▶ _Written exercise_
Copy out all of the data below with no alterations.

▶ _Listed records_
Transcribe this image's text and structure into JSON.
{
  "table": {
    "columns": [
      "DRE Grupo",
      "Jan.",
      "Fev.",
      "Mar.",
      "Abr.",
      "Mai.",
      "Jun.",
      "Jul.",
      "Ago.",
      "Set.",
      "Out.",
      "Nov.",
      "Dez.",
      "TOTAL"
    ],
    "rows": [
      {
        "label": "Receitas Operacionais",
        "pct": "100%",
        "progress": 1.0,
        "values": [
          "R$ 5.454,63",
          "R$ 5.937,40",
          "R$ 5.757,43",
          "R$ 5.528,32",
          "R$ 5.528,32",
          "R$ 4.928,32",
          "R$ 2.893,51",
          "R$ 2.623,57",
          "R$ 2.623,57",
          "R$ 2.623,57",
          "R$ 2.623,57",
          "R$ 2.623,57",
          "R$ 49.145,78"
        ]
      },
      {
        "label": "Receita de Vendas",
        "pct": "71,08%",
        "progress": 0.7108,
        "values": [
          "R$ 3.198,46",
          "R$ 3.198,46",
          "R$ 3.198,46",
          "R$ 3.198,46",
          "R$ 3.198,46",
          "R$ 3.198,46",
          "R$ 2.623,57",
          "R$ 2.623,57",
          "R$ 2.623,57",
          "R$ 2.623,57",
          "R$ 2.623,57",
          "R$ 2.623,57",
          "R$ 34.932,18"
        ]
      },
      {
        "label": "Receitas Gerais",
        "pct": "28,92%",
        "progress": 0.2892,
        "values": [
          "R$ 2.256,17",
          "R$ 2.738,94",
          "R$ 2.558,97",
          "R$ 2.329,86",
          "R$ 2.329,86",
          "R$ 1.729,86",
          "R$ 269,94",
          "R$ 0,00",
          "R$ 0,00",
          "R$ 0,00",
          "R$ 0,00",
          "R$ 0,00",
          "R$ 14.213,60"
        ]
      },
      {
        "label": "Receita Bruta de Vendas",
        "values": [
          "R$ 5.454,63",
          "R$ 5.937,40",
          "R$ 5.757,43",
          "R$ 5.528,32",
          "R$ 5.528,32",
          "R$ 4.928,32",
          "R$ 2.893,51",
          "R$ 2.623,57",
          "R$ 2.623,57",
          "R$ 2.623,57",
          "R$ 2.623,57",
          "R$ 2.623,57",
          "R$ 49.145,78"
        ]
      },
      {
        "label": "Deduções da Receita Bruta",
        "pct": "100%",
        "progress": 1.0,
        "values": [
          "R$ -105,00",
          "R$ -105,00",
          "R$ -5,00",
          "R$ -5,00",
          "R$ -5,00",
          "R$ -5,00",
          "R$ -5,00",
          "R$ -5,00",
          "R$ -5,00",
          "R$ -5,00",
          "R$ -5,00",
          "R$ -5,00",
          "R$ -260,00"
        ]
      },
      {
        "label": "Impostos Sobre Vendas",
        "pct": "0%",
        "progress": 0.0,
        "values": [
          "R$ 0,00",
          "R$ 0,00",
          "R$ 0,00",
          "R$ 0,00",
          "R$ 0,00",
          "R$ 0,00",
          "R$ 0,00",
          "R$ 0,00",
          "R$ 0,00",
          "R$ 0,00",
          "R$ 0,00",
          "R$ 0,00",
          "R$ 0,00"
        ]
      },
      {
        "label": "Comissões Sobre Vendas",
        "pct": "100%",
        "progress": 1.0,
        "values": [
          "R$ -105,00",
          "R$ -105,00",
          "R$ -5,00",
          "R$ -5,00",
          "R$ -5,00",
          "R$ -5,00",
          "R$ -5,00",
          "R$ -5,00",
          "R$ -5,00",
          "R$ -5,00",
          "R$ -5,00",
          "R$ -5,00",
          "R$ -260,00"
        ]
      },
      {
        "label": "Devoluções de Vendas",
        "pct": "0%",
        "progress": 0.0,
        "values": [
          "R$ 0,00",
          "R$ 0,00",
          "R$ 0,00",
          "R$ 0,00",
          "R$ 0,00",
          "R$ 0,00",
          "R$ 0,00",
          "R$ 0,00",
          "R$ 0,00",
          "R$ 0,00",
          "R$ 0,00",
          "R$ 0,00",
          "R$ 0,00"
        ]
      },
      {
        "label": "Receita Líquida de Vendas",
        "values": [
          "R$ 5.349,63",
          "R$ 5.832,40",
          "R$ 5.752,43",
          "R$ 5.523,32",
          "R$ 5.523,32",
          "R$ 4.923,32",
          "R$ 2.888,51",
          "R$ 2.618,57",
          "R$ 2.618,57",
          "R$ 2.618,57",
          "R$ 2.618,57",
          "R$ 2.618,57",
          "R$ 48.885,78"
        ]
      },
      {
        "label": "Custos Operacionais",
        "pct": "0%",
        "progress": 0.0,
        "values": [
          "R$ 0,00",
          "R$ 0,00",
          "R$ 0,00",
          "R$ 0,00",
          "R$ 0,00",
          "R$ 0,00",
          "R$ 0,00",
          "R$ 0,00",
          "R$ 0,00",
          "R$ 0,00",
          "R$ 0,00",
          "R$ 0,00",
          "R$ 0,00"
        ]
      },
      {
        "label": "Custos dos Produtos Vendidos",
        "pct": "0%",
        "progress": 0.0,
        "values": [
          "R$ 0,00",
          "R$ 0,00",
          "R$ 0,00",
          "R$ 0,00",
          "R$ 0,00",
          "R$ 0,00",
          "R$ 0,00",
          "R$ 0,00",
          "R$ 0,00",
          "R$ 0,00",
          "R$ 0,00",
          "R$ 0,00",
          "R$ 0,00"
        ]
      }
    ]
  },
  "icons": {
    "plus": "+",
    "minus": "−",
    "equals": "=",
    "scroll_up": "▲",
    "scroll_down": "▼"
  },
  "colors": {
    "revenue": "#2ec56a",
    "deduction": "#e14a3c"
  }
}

▶ _Written solution_
Transcribe this image's text and structure into JSON.
{
  "table": {
    "columns": [
      "DRE Grupo",
      "Jan.",
      "Fev.",
      "Mar.",
      "Abr.",
      "Mai.",
      "Jun.",
      "Jul.",
      "Ago.",
      "Set.",
      "Out.",
      "Nov.",
      "Dez.",
      "TOTAL"
    ],
    "rows": [
      {
        "label": "Receitas Operacionais",
        "pct": "100%",
        "progress": 1.0,
        "values": [
          "R$ 5.454,63",
          "R$ 5.937,40",
          "R$ 5.757,43",
          "R$ 5.528,32",
          "R$ 5.528,32",
          "R$ 4.928,32",
          "R$ 2.893,51",
          "R$ 2.623,57",
          "R$ 2.623,57",
          "R$ 2.623,57",
          "R$ 2.623,57",
          "R$ 2.623,57",
          "R$ 49.145,78"
        ]
      },
      {
        "label": "Receita de Vendas",
        "pct": "71,08%",
        "progress": 0.7108,
        "values": [
          "R$ 3.198,46",
          "R$ 3.198,46",
          "R$ 3.198,46",
          "R$ 3.198,46",
          "R$ 3.198,46",
          "R$ 3.198,46",
          "R$ 2.623,57",
          "R$ 2.623,57",
          "R$ 2.623,57",
          "R$ 2.623,57",
          "R$ 2.623,57",
          "R$ 2.623,57",
          "R$ 34.932,18"
        ]
      },
      {
        "label": "Receitas Gerais",
        "pct": "28,92%",
        "progress": 0.2892,
        "values": [
          "R$ 2.256,17",
          "R$ 2.738,94",
          "R$ 2.558,97",
          "R$ 2.329,86",
          "R$ 2.329,86",
          "R$ 1.729,86",
          "R$ 269,94",
          "R$ 0,00",
          "R$ 0,00",
          "R$ 0,00",
          "R$ 0,00",
          "R$ 0,00",
          "R$ 14.213,60"
        ]
      },
      {
        "label": "Receita Bruta de Vendas",
        "values": [
          "R$ 5.454,63",
          "R$ 5.937,40",
          "R$ 5.757,43",
          "R$ 5.528,32",
          "R$ 5.528,32",
          "R$ 4.928,32",
          "R$ 2.893,51",
          "R$ 2.623,57",
          "R$ 2.623,57",
          "R$ 2.623,57",
          "R$ 2.623,57",
          "R$ 2.623,57",
          "R$ 49.145,78"
        ]
      },
      {
        "label": "Deduções da Receita Bruta",
        "pct": "100%",
        "progress": 1.0,
        "values": [
          "R$ -105,00",
          "R$ -105,00",
          "R$ -5,00",
          "R$ -5,00",
          "R$ -5,00",
          "R$ -5,00",
          "R$ -5,00",
          "R$ -5,00",
          "R$ -5,00",
          "R$ -5,00",
          "R$ -5,00",
          "R$ -5,00",
          "R$ -260,00"
        ]
      },
      {
        "label": "Impostos Sobre Vendas",
        "pct": "0%",
        "progress": 0.0,
        "values": [
          "R$ 0,00",
          "R$ 0,00",
          "R$ 0,00",
          "R$ 0,00",
          "R$ 0,00",
          "R$ 0,00",
          "R$ 0,00",
          "R$ 0,00",
          "R$ 0,00",
          "R$ 0,00",
          "R$ 0,00",
          "R$ 0,00",
          "R$ 0,00"
        ]
      },
      {
        "label": "Comissões Sobre Vendas",
        "pct": "100%",
        "progress": 1.0,
        "values": [
          "R$ -105,00",
          "R$ -105,00",
          "R$ -5,00",
          "R$ -5,00",
          "R$ -5,00",
          "R$ -5,00",
          "R$ -5,00",
          "R$ -5,00",
          "R$ -5,00",
          "R$ -5,00",
          "R$ -5,00",
          "R$ -5,00",
          "R$ -260,00"
        ]
      },
      {
        "label": "Devoluções de Vendas",
        "pct": "0%",
        "progress": 0.0,
        "values": [
          "R$ 0,00",
          "R$ 0,00",
          "R$ 0,00",
          "R$ 0,00",
          "R$ 0,00",
          "R$ 0,00",
          "R$ 0,00",
          "R$ 0,00",
          "R$ 0,00",
          "R$ 0,00",
          "R$ 0,00",
          "R$ 0,00",
          "R$ 0,00"
        ]
      },
      {
        "label": "Receita Líquida de Vendas",
        "values": [
          "R$ 5.349,63",
          "R$ 5.832,40",
          "R$ 5.752,43",
          "R$ 5.523,32",
          "R$ 5.523,32",
          "R$ 4.923,32",
          "R$ 2.888,51",
          "R$ 2.618,57",
          "R$ 2.618,57",
          "R$ 2.618,57",
          "R$ 2.618,57",
          "R$ 2.618,57",
          "R$ 48.885,78"
        ]
      },
      {
        "label": "Custos Operacionais",
        "pct": "0%",
        "progress": 0.0,
        "values": [
          "R$ 0,00",
          "R$ 0,00",
          "R$ 0,00",
          "R$ 0,00",
          "R$ 0,00",
          "R$ 0,00",
          "R$ 0,00",
          "R$ 0,00",
          "R$ 0,00",
          "R$ 0,00",
          "R$ 0,00",
          "R$ 0,00",
          "R$ 0,00"
        ]
      },
      {
        "label": "Custos dos Produtos Vendidos",
        "pct": "0%",
        "progress": 0.0,
        "values": [
          "R$ 0,00",
          "R$ 0,00",
          "R$ 0,00",
          "R$ 0,00",
          "R$ 0,00",
          "R$ 0,00",
          "R$ 0,00",
          "R$ 0,00",
          "R$ 0,00",
          "R$ 0,00",
          "R$ 0,00",
          "R$ 0,00",
          "R$ 0,00"
        ]
      }
    ]
  },
  "icons": {
    "plus": "+",
    "minus": "−",
    "equals": "=",
    "scroll_up": "▲",
    "scroll_down": "▼"
  },
  "colors": {
    "revenue": "#2ec56a",
    "deduction": "#e14a3c"
  }
}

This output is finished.